_What is needed_: Report each line of the entries below that has the word "unas" in it.

_Input records_:
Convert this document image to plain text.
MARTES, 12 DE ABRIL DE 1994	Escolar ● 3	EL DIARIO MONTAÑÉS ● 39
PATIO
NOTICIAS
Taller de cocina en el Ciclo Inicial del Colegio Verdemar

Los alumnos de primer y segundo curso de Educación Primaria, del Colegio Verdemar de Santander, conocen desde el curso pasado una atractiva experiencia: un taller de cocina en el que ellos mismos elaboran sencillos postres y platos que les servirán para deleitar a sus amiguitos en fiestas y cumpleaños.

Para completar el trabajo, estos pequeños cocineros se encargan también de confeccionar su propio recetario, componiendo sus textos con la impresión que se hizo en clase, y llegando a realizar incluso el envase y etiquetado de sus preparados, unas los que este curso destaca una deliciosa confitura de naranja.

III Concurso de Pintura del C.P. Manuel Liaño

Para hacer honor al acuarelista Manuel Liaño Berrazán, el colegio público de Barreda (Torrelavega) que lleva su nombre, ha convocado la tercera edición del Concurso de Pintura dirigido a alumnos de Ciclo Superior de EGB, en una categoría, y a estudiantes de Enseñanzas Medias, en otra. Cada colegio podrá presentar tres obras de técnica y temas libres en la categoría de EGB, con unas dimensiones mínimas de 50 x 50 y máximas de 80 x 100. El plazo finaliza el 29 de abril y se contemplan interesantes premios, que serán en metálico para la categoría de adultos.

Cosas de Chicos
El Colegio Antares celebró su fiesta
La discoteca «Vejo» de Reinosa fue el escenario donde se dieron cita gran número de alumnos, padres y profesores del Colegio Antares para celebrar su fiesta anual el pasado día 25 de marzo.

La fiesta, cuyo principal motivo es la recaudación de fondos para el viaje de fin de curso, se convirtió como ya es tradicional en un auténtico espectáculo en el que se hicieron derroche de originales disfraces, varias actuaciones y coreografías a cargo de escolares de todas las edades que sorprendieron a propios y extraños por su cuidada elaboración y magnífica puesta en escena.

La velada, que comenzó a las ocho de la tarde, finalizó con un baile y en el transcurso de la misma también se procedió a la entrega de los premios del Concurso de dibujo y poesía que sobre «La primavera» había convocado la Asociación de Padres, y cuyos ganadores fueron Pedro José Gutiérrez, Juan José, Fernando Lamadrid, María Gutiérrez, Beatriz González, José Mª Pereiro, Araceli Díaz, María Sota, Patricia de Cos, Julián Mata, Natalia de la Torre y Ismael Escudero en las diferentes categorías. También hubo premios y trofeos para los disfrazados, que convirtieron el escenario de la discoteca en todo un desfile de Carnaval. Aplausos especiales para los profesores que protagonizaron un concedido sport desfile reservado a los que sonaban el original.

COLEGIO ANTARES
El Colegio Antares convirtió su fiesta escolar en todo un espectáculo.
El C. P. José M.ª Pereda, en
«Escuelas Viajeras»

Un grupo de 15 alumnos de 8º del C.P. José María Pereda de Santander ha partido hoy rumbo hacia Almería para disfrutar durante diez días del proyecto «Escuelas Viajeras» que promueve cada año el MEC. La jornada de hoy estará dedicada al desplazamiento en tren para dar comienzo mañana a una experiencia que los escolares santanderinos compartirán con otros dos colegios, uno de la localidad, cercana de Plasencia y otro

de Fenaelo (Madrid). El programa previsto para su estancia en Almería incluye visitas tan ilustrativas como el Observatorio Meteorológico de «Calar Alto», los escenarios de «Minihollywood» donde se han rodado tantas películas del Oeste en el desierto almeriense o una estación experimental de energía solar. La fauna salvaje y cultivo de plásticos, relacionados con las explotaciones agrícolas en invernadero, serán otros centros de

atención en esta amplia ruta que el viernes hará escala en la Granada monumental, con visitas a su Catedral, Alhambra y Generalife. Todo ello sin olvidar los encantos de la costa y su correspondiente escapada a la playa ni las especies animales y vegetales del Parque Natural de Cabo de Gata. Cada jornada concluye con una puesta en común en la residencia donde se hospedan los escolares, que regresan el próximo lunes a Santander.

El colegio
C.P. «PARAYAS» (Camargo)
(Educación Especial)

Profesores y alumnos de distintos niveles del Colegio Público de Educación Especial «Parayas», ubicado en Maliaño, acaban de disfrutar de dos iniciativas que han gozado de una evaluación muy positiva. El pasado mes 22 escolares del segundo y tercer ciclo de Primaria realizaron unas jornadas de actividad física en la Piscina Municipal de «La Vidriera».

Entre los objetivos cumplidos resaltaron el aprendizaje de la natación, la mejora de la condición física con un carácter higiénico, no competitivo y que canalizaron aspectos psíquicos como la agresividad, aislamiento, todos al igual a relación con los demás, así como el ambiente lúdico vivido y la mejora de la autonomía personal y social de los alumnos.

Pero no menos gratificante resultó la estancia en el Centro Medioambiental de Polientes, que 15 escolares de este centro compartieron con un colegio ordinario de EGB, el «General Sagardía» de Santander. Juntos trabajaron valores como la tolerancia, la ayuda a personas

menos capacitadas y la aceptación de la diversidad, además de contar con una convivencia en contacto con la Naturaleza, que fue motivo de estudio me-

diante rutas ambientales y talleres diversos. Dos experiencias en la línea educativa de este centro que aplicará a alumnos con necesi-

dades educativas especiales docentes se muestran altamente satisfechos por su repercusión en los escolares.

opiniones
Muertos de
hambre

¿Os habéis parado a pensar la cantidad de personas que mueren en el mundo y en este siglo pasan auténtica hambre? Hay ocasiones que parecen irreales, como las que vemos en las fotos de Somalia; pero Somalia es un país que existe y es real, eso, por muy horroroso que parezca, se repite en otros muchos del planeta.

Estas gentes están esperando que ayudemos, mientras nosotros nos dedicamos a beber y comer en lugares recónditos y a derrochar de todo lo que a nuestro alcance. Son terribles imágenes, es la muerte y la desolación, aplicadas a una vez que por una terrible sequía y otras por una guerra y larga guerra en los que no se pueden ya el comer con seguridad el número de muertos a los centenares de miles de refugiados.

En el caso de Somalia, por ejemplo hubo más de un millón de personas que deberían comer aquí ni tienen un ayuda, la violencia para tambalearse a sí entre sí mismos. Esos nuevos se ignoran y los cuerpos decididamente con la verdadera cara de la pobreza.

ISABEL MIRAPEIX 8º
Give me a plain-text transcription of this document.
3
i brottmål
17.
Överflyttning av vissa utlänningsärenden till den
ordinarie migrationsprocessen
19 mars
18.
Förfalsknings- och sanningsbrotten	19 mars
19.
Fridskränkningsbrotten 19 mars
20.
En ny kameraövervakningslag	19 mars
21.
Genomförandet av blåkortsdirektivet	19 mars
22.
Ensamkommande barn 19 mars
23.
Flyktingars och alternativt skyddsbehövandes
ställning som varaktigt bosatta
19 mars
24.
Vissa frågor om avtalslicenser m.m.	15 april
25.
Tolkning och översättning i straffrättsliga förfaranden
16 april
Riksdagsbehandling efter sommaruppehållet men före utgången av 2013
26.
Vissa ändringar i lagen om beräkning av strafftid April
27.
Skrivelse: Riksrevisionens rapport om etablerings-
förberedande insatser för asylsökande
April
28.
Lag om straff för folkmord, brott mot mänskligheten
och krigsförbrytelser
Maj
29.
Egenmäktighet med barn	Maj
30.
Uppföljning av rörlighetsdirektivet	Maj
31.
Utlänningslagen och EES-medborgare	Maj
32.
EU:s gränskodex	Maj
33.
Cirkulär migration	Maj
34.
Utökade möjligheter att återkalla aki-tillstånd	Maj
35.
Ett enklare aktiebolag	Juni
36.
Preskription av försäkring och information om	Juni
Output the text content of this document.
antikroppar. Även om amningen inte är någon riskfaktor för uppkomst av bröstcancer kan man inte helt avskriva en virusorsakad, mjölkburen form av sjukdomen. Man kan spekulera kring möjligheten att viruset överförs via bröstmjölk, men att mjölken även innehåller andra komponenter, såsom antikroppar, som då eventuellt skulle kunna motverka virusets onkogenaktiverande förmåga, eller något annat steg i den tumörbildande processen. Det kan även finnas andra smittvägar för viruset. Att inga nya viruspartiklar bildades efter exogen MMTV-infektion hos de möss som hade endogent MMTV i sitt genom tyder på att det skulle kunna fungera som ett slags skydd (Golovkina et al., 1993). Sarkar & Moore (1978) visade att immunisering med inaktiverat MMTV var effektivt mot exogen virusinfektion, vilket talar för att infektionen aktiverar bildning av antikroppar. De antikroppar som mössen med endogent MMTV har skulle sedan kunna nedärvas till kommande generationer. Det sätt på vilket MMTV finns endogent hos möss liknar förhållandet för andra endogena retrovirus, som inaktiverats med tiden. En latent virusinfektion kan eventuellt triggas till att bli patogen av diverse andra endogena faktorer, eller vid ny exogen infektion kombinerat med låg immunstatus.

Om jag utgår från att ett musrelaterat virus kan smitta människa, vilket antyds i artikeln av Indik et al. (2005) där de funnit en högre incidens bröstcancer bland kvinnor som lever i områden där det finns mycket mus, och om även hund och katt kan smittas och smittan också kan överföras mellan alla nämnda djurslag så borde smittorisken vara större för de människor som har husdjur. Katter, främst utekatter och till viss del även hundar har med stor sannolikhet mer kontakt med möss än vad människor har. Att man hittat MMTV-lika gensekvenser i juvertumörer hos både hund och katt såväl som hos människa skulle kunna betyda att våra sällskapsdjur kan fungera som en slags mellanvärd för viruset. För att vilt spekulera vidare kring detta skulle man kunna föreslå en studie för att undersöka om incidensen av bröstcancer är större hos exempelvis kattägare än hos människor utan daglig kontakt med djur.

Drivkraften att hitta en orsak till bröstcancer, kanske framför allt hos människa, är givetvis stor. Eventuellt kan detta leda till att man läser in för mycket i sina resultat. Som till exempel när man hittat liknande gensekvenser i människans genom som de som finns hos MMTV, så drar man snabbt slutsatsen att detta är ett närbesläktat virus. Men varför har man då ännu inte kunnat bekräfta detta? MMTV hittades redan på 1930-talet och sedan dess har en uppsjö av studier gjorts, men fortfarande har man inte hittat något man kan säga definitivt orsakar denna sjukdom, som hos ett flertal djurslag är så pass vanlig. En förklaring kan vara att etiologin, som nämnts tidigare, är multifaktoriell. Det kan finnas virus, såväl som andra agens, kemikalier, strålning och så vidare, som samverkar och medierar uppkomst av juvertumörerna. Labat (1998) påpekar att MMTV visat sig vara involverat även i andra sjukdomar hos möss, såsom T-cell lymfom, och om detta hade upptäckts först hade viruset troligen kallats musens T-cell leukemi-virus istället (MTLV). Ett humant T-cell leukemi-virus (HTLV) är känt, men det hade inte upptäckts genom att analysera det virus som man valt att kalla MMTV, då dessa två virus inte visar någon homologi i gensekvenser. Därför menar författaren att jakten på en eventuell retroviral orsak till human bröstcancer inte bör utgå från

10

_Written solution_:
Para completar el trabajo, estos pequeños cocineros se encargan también de confeccionar su propio recetario, componiendo sus textos con la impresión que se hizo en clase, y llegando a realizar incluso el envase y etiquetado de sus preparados, unas los que este curso destaca una deliciosa confitura de naranja.
Para hacer honor al acuarelista Manuel Liaño Berrazán, el colegio público de Barreda (Torrelavega) que lleva su nombre, ha convocado la tercera edición del Concurso de Pintura dirigido a alumnos de Ciclo Superior de EGB, en una categoría, y a estudiantes de Enseñanzas Medias, en otra. Cada colegio podrá presentar tres obras de técnica y temas libres en la categoría de EGB, con unas dimensiones mínimas de 50 x 50 y máximas de 80 x 100. El plazo finaliza el 29 de abril y se contemplan interesantes premios, que serán en metálico para la categoría de adultos.
Profesores y alumnos de distintos niveles del Colegio Público de Educación Especial «Parayas», ubicado en Maliaño, acaban de disfrutar de dos iniciativas que han gozado de una evaluación muy positiva. El pasado mes 22 escolares del segundo y tercer ciclo de Primaria realizaron unas jornadas de actividad física en la Piscina Municipal de «La Vidriera».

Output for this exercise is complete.